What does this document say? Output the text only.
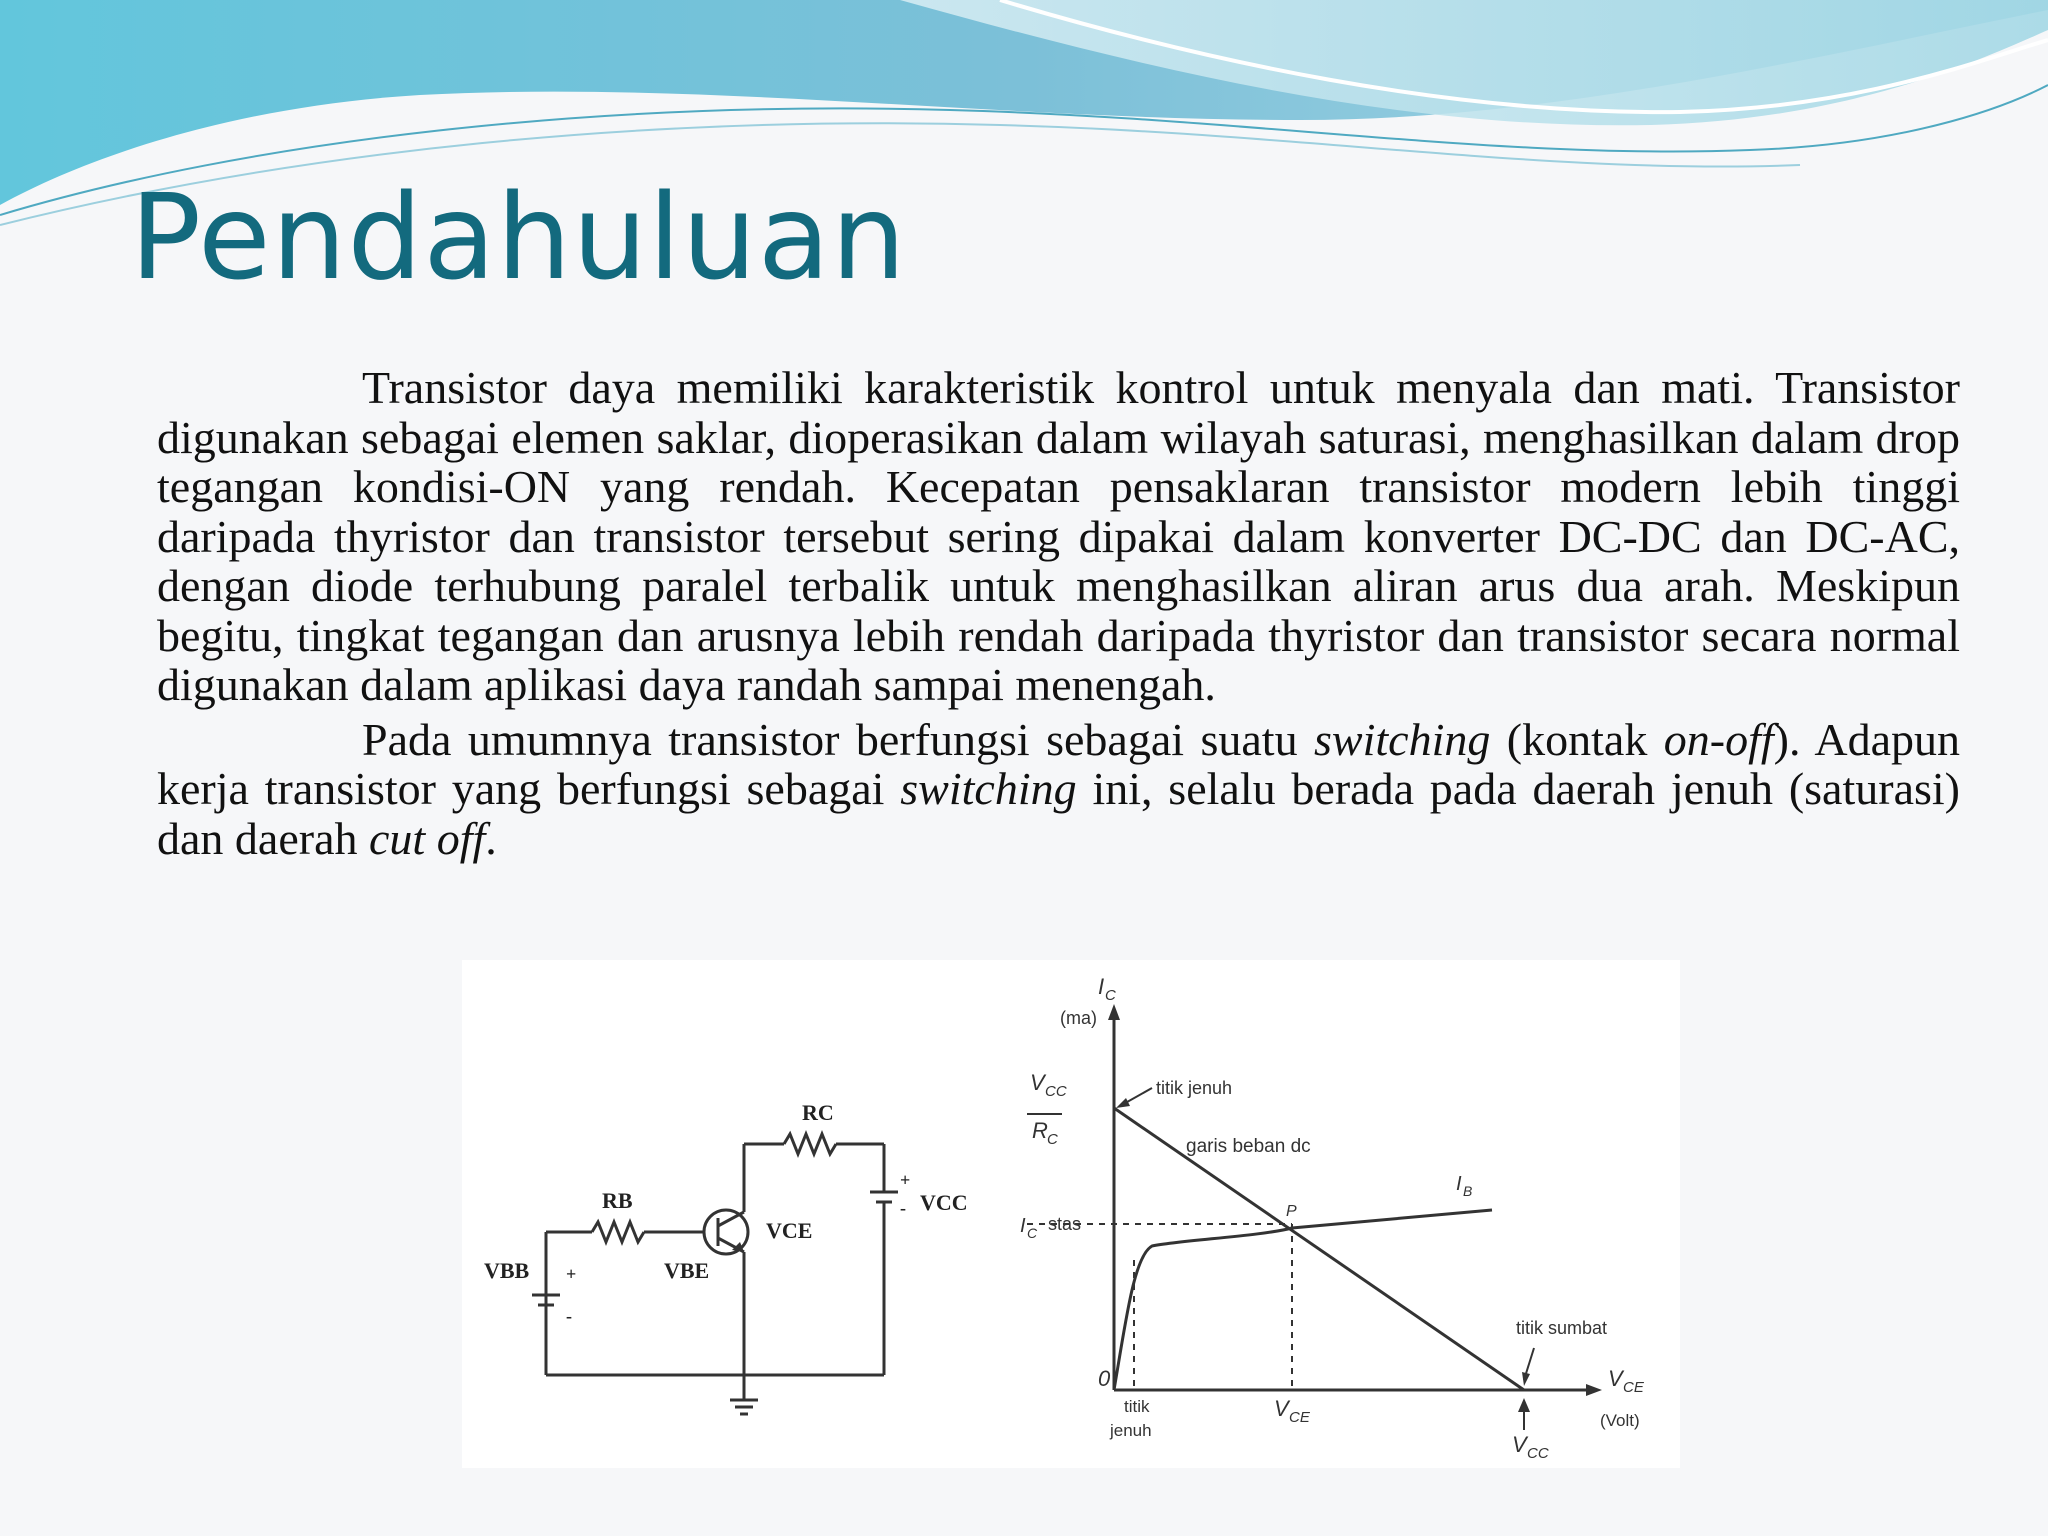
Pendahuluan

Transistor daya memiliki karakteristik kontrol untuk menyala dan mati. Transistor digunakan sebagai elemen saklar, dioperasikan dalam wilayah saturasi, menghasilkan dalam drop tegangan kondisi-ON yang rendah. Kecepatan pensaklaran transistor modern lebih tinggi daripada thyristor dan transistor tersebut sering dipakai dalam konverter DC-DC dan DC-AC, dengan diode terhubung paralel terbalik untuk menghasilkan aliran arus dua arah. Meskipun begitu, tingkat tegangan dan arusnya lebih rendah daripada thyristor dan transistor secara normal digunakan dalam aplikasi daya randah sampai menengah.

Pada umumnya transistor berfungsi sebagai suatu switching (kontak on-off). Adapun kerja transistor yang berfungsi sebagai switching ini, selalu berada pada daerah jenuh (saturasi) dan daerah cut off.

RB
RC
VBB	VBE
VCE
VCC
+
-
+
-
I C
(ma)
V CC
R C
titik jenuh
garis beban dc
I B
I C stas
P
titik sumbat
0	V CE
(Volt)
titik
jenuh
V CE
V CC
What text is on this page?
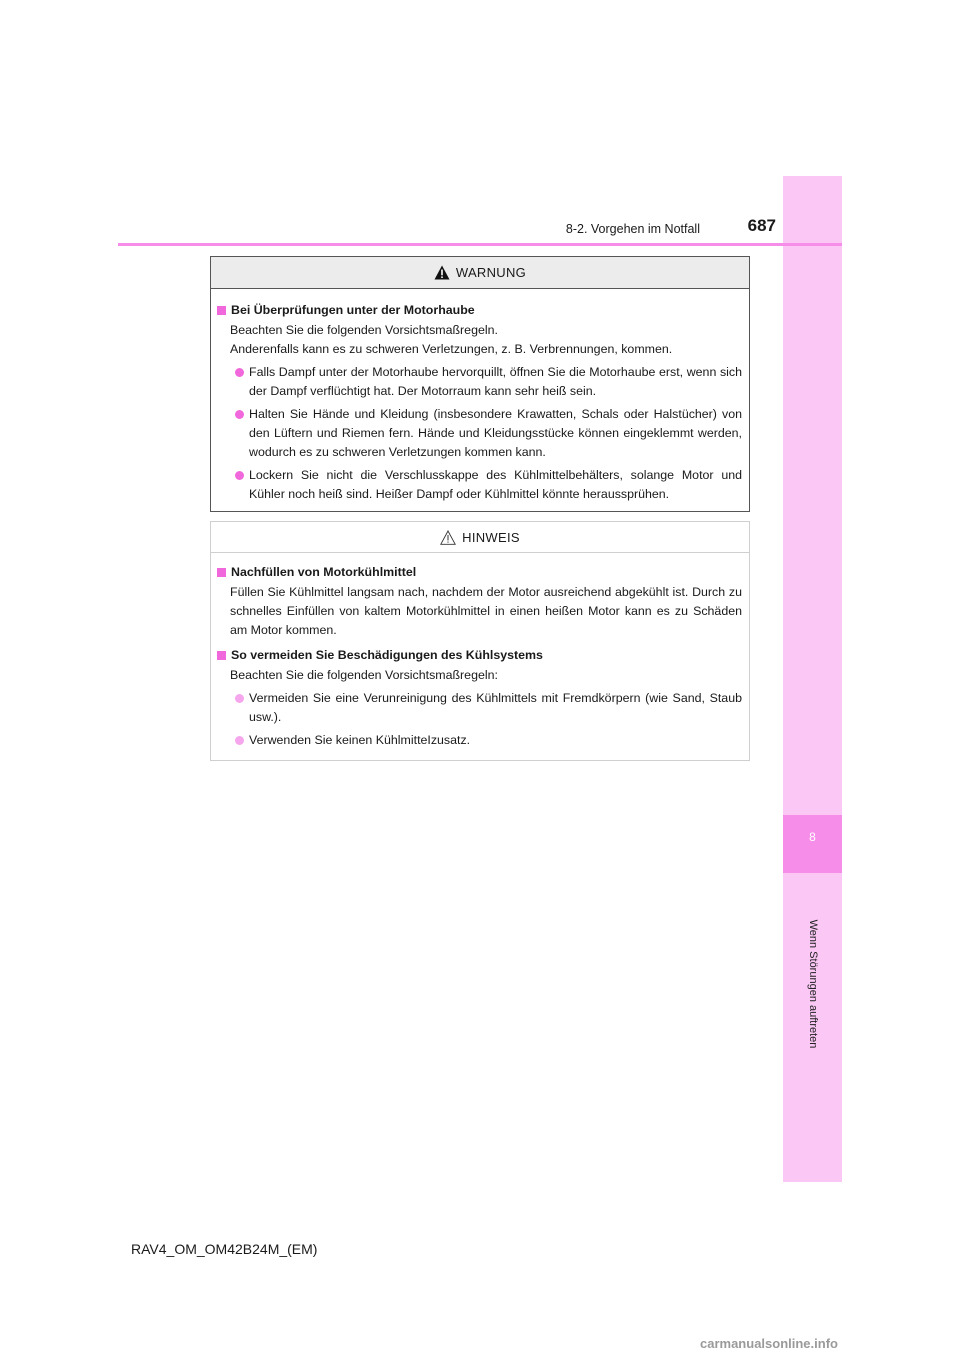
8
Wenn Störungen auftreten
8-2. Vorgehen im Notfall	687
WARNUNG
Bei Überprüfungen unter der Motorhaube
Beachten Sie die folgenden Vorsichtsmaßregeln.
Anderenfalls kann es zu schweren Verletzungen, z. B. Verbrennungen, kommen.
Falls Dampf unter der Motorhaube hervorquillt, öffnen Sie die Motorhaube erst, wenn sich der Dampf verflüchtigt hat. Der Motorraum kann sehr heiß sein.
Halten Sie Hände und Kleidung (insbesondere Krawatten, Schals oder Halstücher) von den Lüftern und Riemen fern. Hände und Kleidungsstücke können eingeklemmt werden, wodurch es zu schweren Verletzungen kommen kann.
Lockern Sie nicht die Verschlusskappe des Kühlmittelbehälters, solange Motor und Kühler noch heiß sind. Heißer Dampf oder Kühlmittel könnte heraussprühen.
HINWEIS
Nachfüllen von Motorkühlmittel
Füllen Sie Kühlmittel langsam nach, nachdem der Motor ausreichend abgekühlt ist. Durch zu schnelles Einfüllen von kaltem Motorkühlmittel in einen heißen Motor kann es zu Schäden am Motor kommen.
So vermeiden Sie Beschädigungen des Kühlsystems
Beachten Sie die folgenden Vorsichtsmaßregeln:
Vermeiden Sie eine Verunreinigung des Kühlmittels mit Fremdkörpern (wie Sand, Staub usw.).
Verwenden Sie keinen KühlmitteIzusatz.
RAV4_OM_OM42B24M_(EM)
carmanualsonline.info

........

→ Exercise directions
With pictures left out, repeat exactly the lines from the line bearing "What text is on this page?" through the final line of the records above.

→ The response
What text is on this page?
8
Wenn Störungen auftreten
8-2. Vorgehen im Notfall	687
WARNUNG
Bei Überprüfungen unter der Motorhaube
Beachten Sie die folgenden Vorsichtsmaßregeln.
Anderenfalls kann es zu schweren Verletzungen, z. B. Verbrennungen, kommen.
Falls Dampf unter der Motorhaube hervorquillt, öffnen Sie die Motorhaube erst, wenn sich der Dampf verflüchtigt hat. Der Motorraum kann sehr heiß sein.
Halten Sie Hände und Kleidung (insbesondere Krawatten, Schals oder Halstücher) von den Lüftern und Riemen fern. Hände und Kleidungsstücke können eingeklemmt werden, wodurch es zu schweren Verletzungen kommen kann.
Lockern Sie nicht die Verschlusskappe des Kühlmittelbehälters, solange Motor und Kühler noch heiß sind. Heißer Dampf oder Kühlmittel könnte heraussprühen.
HINWEIS
Nachfüllen von Motorkühlmittel
Füllen Sie Kühlmittel langsam nach, nachdem der Motor ausreichend abgekühlt ist. Durch zu schnelles Einfüllen von kaltem Motorkühlmittel in einen heißen Motor kann es zu Schäden am Motor kommen.
So vermeiden Sie Beschädigungen des Kühlsystems
Beachten Sie die folgenden Vorsichtsmaßregeln:
Vermeiden Sie eine Verunreinigung des Kühlmittels mit Fremdkörpern (wie Sand, Staub usw.).
Verwenden Sie keinen KühlmitteIzusatz.
RAV4_OM_OM42B24M_(EM)
carmanualsonline.info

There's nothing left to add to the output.